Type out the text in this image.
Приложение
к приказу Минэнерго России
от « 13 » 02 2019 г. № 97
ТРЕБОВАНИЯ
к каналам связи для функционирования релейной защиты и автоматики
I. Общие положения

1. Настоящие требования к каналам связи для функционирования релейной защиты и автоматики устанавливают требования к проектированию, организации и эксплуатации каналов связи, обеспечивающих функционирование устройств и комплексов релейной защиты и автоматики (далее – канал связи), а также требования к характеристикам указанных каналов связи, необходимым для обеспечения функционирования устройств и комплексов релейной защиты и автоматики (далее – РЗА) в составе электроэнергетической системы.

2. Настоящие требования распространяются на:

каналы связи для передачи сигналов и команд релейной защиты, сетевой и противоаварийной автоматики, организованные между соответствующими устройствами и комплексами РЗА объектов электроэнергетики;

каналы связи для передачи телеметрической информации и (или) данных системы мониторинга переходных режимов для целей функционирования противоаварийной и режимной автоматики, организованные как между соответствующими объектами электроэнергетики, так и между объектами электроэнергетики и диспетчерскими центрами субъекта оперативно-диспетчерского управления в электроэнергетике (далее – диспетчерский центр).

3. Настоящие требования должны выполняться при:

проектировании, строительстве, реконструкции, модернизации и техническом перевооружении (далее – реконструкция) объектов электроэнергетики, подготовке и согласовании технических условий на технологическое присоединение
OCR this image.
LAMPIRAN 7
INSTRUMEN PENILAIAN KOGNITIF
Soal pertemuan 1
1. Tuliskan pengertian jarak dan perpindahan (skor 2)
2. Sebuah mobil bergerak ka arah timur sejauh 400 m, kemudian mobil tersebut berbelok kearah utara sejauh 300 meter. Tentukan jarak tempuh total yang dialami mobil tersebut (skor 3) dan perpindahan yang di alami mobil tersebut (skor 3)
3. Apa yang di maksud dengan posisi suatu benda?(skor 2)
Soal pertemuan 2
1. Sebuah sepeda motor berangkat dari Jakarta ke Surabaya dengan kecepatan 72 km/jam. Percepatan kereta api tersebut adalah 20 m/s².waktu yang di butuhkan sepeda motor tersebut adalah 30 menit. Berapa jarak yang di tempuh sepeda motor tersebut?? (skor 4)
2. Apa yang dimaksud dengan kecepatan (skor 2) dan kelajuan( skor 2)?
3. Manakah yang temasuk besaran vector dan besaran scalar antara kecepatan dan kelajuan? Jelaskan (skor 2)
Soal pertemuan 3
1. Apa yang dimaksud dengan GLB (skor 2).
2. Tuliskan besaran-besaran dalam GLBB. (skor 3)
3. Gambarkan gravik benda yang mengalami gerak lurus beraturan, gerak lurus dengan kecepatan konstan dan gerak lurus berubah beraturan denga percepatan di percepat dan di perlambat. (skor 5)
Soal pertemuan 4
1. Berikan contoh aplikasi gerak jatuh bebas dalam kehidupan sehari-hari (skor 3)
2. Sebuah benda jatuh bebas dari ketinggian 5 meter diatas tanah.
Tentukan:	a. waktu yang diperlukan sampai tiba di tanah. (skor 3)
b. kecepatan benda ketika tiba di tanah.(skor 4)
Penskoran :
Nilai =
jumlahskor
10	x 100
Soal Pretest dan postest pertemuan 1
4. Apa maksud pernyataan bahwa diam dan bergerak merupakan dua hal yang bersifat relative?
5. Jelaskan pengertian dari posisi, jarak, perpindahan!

(Short exercise):
Going through the data above, count the lines where the string "kecepatan" appears, and answer with only that number.

(Task solution):
5